* **Exercise material**

○ ○ ○ ○

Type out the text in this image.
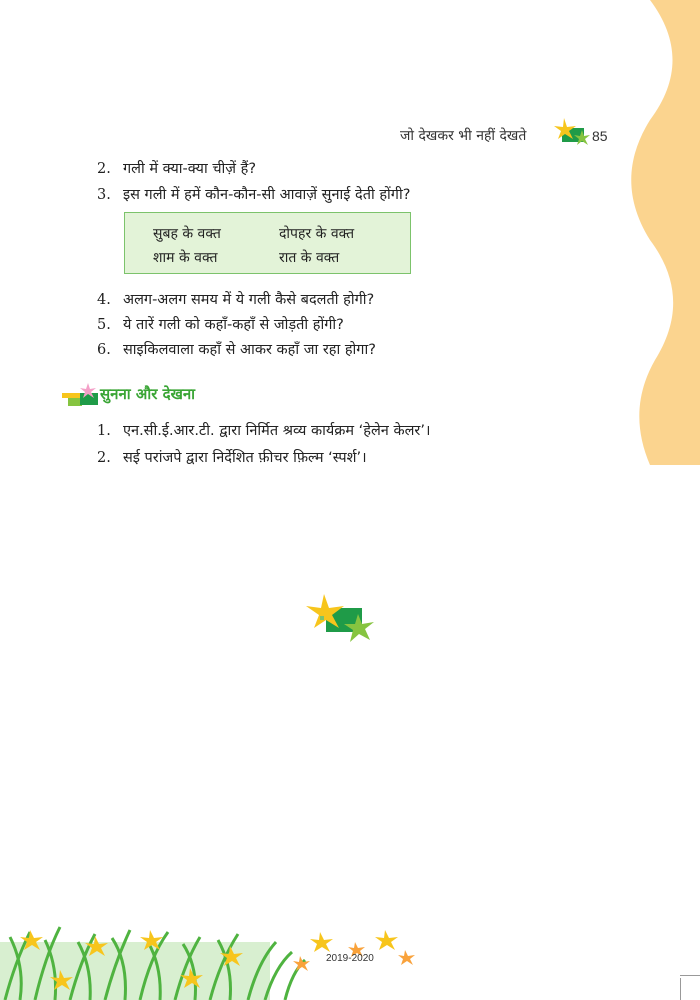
जो देखकर भी नहीं देखते	85
2. गली में क्या-क्या चीज़ें हैं?
3. इस गली में हमें कौन-कौन-सी आवाज़ें सुनाई देती होंगी?
सुबह के वक्त	दोपहर के वक्त
शाम के वक्त	रात के वक्त
4. अलग-अलग समय में ये गली कैसे बदलती होगी?
5. ये तारें गली को कहाँ-कहाँ से जोड़ती होंगी?
6. साइकिलवाला कहाँ से आकर कहाँ जा रहा होगा?
सुनना और देखना
1. एन.सी.ई.आर.टी. द्वारा निर्मित श्रव्य कार्यक्रम ‘हेलेन केलर’।
2. सई परांजपे द्वारा निर्देशित फ़ीचर फ़िल्म ‘स्पर्श’।
2019-2020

○ ○ ○ ○

* **Do this**
Pictures in the data above should not be copied; transcribe everything else exactly.

* **Response for this exercise**
Type out the text in this image.
जो देखकर भी नहीं देखते	85
2. गली में क्या-क्या चीज़ें हैं?
3. इस गली में हमें कौन-कौन-सी आवाज़ें सुनाई देती होंगी?
सुबह के वक्त	दोपहर के वक्त
शाम के वक्त	रात के वक्त
4. अलग-अलग समय में ये गली कैसे बदलती होगी?
5. ये तारें गली को कहाँ-कहाँ से जोड़ती होंगी?
6. साइकिलवाला कहाँ से आकर कहाँ जा रहा होगा?
सुनना और देखना
1. एन.सी.ई.आर.टी. द्वारा निर्मित श्रव्य कार्यक्रम ‘हेलेन केलर’।
2. सई परांजपे द्वारा निर्देशित फ़ीचर फ़िल्म ‘स्पर्श’।
2019-2020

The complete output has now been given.